> **WHAT IS ASKED**
Whenever a line contains the string "screenshot", copy it out of the entries.

> **GIVEN RECORDS**
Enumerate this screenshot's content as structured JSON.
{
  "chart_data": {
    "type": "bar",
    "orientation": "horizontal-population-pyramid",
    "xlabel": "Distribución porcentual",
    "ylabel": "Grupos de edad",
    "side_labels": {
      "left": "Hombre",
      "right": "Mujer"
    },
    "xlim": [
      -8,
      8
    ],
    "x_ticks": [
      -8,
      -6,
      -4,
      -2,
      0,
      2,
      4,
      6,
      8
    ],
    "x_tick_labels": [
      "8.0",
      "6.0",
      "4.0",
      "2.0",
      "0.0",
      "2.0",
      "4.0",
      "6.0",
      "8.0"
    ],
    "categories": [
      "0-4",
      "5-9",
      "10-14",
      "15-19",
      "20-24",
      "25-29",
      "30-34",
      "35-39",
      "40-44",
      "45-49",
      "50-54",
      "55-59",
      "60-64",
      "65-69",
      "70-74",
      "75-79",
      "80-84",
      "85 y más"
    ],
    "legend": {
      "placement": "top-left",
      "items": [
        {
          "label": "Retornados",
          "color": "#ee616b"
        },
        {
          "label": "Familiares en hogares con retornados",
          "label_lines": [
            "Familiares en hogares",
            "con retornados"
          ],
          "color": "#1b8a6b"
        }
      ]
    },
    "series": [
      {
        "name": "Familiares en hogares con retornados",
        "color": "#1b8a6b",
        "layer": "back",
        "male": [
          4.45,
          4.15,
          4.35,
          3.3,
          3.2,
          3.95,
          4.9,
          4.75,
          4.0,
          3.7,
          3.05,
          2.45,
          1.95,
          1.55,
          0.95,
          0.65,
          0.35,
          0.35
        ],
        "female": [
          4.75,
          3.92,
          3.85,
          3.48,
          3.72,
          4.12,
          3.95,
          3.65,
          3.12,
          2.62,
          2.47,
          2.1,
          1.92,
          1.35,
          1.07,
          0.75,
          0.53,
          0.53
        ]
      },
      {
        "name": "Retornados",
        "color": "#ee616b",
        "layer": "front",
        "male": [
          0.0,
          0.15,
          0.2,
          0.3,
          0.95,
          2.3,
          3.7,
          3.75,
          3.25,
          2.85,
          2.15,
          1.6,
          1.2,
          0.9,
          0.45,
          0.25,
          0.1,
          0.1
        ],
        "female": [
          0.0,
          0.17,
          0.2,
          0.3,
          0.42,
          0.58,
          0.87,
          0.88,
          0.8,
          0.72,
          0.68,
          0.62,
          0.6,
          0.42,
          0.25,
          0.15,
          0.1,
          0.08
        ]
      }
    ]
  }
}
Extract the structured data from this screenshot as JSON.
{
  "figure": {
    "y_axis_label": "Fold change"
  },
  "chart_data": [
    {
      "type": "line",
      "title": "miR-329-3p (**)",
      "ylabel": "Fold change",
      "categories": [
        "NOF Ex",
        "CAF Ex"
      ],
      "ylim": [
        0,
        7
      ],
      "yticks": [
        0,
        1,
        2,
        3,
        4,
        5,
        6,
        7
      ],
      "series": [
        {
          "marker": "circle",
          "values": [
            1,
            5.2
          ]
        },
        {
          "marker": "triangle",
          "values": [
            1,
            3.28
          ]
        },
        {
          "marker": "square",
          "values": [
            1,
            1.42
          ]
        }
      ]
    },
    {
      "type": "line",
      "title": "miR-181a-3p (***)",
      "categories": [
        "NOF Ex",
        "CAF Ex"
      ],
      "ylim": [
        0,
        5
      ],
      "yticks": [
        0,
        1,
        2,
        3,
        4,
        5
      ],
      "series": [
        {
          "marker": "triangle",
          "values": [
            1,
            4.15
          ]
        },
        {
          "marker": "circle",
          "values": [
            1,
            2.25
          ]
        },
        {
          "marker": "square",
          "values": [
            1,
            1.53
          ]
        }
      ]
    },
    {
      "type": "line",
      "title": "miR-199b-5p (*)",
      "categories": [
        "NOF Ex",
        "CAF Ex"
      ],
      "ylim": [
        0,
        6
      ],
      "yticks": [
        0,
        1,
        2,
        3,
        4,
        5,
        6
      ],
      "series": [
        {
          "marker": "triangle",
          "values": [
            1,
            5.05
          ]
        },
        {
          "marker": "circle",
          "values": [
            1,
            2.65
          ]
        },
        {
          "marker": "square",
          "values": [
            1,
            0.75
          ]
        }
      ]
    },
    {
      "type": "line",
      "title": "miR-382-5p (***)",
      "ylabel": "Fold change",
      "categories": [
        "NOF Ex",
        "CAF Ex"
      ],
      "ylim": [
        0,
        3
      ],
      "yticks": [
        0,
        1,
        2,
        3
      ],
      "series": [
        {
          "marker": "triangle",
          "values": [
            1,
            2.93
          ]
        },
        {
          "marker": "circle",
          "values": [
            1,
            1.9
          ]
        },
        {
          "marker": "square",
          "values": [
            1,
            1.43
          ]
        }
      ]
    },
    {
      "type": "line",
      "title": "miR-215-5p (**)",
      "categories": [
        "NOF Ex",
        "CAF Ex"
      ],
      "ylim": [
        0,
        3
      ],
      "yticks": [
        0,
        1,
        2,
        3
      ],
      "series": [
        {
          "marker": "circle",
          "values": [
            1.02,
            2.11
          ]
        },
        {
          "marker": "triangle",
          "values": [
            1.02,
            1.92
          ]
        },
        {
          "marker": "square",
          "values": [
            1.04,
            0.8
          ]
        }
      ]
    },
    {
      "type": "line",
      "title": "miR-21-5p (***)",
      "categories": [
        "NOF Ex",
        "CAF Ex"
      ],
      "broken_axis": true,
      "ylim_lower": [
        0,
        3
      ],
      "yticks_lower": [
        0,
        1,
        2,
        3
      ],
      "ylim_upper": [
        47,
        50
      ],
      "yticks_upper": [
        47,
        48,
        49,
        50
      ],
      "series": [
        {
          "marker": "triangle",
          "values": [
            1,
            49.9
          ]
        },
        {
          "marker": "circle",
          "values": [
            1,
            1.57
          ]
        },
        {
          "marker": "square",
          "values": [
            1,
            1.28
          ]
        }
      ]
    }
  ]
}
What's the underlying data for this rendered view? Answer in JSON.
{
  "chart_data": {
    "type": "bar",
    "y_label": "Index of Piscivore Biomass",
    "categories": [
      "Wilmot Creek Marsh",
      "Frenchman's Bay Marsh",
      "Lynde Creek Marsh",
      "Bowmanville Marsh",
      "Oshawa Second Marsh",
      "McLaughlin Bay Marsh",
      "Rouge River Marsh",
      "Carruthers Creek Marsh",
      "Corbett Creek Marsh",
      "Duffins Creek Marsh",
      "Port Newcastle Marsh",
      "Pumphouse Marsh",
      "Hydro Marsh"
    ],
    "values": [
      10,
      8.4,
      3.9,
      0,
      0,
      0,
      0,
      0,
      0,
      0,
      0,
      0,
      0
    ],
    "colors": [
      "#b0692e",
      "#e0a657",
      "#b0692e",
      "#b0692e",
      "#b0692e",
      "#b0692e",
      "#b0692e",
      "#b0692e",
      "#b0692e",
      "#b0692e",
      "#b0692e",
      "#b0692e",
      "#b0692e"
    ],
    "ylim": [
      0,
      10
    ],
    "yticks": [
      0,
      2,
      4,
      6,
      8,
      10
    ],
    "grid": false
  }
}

> **TASK OUTPUT**
Enumerate this screenshot's content as structured JSON.
Extract the structured data from this screenshot as JSON.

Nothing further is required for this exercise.